→ Raw data
+---+

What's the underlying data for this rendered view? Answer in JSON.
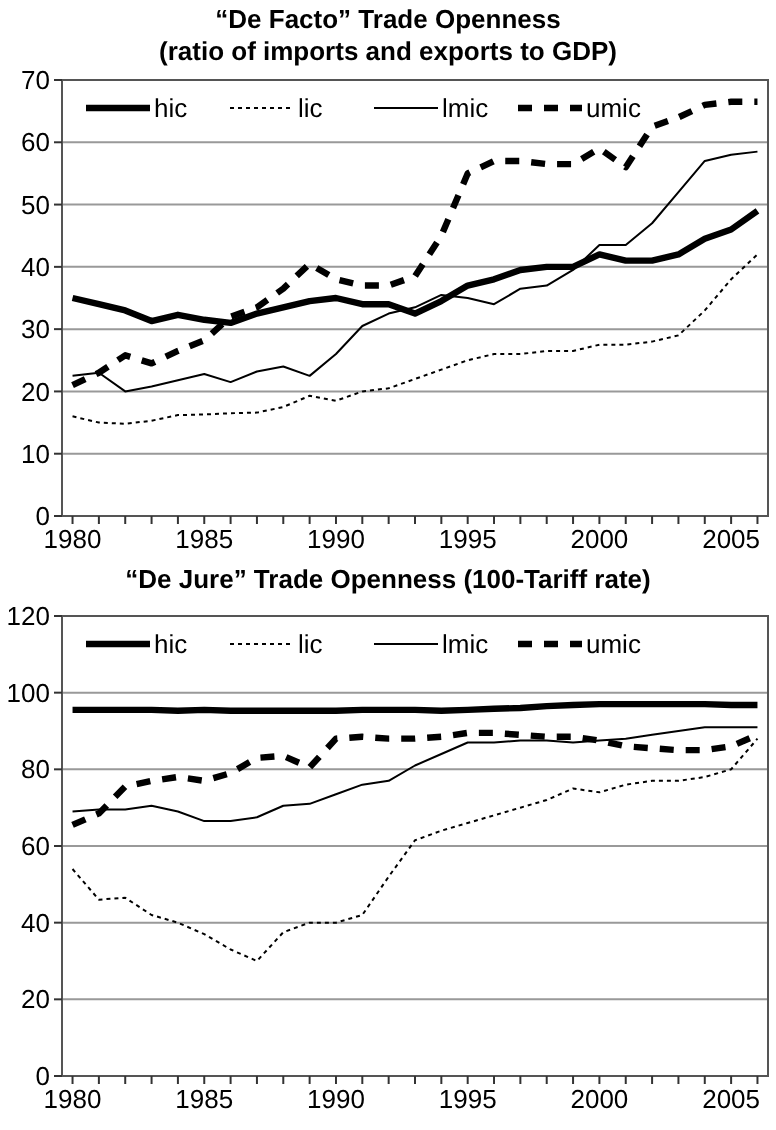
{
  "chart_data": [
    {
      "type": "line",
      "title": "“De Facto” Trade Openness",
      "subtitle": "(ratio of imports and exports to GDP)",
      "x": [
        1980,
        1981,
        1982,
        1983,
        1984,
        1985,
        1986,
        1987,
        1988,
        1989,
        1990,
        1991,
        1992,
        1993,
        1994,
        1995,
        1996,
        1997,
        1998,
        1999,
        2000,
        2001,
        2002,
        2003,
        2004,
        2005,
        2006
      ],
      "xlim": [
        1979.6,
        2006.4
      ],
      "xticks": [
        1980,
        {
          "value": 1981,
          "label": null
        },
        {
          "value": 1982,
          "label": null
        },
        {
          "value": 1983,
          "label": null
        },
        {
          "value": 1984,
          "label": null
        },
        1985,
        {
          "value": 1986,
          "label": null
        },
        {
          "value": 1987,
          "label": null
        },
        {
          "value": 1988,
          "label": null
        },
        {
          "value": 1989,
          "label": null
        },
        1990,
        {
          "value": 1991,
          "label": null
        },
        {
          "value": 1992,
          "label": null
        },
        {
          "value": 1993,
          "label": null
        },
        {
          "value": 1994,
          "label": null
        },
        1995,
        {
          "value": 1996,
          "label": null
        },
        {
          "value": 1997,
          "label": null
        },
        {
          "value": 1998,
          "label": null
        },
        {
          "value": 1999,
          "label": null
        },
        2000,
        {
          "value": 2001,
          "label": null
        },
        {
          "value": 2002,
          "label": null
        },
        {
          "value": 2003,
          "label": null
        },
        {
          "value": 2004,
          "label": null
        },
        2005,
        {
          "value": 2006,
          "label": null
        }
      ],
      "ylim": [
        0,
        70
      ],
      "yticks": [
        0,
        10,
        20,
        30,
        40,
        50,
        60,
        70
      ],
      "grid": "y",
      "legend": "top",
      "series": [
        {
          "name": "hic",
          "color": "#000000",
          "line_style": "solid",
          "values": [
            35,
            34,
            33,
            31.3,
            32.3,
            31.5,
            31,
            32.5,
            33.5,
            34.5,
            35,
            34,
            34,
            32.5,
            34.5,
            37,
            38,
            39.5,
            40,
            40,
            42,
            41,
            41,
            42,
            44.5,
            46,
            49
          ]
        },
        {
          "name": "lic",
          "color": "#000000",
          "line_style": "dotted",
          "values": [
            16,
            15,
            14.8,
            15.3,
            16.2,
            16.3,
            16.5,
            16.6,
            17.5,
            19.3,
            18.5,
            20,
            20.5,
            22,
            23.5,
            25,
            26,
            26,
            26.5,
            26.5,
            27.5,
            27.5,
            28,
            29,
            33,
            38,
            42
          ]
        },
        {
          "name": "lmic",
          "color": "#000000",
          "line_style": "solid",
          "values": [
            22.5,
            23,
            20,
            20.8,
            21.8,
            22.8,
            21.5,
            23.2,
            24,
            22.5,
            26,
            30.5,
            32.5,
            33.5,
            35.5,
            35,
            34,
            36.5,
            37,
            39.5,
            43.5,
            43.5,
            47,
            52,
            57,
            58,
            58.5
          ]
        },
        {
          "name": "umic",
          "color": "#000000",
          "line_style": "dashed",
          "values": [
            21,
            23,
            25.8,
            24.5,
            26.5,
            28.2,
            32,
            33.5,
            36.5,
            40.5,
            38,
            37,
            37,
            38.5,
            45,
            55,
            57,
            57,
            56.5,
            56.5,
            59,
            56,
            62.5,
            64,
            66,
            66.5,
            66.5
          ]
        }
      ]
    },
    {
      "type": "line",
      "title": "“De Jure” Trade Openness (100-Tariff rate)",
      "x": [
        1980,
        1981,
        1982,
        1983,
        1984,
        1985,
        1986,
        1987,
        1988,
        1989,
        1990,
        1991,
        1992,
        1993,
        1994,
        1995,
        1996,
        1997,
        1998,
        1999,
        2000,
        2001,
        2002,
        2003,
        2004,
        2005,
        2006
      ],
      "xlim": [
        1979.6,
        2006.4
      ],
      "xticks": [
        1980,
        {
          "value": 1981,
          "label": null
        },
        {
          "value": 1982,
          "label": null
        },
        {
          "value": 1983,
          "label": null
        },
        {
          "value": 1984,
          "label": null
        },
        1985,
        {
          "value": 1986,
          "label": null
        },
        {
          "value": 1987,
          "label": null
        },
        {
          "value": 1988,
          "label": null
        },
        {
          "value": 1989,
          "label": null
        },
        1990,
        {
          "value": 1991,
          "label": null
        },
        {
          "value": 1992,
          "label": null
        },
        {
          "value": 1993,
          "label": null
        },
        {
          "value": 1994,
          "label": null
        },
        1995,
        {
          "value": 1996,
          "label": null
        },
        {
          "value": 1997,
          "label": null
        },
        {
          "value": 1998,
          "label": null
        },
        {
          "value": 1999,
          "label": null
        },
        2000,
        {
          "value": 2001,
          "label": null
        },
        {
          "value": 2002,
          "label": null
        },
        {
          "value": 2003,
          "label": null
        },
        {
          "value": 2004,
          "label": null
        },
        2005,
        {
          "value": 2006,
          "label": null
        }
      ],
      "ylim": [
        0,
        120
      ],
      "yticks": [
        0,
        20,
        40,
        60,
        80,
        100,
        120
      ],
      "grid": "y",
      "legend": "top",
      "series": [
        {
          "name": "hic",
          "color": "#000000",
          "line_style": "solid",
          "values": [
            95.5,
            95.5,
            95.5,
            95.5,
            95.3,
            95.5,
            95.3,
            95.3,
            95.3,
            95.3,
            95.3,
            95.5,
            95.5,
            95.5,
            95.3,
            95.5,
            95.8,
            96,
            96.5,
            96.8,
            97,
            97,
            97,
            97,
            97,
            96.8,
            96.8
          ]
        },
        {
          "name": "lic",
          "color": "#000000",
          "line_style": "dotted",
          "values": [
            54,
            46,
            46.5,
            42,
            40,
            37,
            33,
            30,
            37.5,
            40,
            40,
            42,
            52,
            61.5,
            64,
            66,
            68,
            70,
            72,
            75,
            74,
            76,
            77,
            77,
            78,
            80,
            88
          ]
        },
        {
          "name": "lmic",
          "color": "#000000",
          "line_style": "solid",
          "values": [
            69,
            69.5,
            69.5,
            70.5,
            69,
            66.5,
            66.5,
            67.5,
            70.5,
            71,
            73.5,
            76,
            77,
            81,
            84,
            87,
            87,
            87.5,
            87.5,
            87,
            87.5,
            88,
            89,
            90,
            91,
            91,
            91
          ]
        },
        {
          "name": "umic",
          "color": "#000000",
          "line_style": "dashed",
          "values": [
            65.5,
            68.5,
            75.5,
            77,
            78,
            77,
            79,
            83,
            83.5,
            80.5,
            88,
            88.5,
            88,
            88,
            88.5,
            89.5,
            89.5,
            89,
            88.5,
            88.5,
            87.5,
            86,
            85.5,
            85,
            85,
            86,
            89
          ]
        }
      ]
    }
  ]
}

+---+

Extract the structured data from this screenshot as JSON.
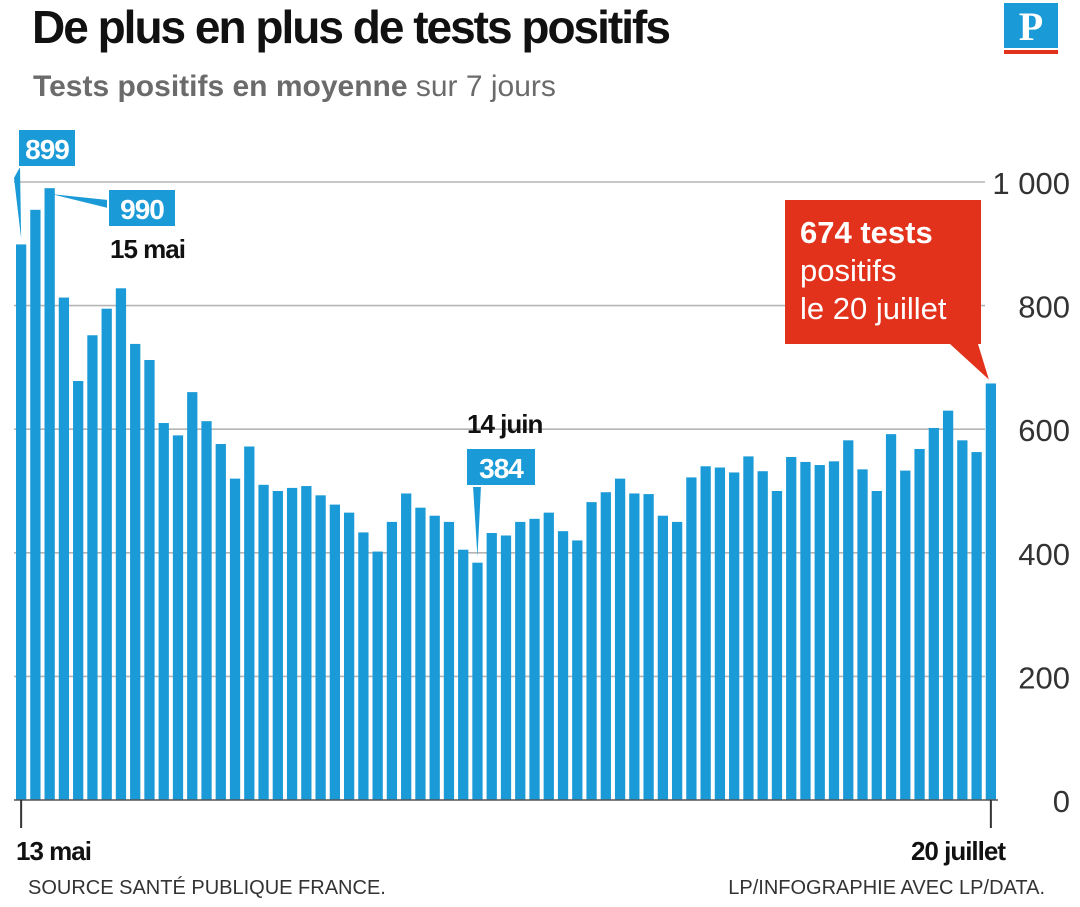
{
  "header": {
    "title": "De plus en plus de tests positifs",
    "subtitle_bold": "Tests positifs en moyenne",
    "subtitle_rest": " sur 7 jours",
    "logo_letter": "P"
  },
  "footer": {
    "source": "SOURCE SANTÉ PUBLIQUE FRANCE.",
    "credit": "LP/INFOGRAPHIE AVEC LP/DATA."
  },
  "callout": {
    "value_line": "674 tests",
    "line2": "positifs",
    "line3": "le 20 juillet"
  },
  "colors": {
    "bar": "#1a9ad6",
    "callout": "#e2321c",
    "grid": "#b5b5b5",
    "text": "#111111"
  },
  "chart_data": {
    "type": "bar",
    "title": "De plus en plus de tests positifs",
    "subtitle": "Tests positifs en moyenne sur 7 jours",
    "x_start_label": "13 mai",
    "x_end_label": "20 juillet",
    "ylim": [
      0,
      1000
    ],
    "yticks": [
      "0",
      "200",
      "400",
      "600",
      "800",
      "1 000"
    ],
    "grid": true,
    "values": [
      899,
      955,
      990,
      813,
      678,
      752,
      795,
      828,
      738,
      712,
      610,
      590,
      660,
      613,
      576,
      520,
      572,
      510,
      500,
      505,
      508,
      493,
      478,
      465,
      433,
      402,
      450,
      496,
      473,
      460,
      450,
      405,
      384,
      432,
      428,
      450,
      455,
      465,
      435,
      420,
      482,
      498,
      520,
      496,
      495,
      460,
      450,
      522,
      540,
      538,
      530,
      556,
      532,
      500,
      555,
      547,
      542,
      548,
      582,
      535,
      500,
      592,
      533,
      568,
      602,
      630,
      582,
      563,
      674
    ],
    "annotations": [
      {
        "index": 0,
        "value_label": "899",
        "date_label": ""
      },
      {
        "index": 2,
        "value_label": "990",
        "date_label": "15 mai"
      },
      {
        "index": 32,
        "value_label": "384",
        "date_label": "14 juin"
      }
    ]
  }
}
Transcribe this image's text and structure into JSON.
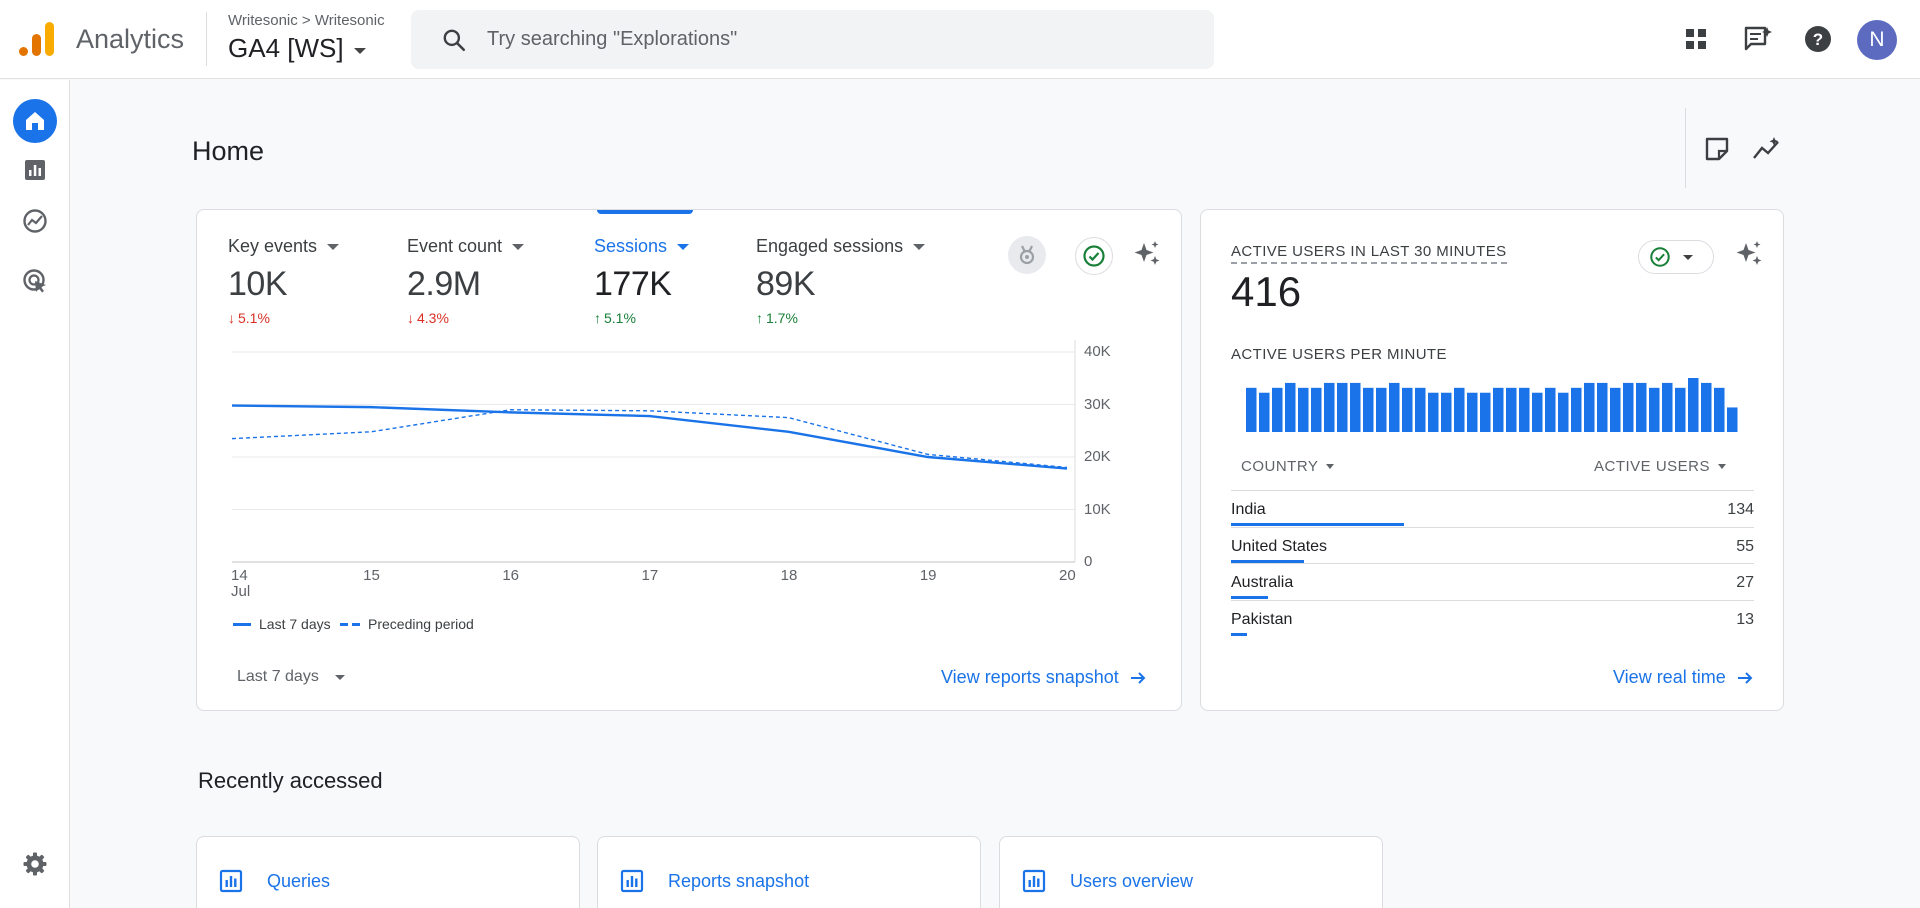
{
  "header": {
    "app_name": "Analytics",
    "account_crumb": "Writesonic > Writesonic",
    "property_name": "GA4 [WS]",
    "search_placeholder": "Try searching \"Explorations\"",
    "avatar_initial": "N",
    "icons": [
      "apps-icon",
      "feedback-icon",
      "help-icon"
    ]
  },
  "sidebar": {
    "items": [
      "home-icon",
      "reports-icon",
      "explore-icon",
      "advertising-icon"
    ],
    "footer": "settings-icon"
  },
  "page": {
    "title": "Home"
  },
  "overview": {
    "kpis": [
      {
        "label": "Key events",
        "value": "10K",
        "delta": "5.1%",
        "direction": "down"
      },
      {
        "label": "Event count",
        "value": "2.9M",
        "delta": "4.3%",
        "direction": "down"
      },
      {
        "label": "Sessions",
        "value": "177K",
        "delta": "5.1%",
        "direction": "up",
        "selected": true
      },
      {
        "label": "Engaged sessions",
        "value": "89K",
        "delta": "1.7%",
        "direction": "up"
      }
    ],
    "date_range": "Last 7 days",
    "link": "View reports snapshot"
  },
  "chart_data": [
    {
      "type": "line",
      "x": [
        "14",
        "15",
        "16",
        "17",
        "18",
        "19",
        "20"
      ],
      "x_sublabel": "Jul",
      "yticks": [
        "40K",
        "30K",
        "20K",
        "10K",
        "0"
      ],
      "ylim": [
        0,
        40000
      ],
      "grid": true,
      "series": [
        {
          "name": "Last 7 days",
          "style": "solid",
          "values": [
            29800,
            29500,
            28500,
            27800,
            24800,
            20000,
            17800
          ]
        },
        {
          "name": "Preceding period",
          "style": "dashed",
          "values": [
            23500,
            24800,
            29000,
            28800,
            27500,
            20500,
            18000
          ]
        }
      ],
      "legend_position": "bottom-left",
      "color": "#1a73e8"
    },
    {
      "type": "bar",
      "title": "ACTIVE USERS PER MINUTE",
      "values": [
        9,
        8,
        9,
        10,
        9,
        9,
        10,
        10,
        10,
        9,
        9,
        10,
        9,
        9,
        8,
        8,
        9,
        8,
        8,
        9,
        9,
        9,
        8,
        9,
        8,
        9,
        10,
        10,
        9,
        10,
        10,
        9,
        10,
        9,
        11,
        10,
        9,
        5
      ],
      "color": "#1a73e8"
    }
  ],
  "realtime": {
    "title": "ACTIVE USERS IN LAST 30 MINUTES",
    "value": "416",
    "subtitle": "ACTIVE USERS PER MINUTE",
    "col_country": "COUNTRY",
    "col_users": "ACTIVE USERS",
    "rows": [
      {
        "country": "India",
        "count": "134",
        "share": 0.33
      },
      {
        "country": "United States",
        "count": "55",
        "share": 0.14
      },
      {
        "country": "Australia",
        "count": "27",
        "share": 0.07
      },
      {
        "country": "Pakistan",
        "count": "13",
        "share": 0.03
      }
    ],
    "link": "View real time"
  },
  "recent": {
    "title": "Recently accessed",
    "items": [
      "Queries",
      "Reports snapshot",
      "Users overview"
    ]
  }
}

+---+

→ Aim of the exercise
Which lines hold the word "JSON"? Return all of them from the records above.

→ Response below
What's the underlying data for this rendered view? Answer in JSON.
Extract the structured data from this screenshot as JSON.
Transcribe this image's text and structure into JSON.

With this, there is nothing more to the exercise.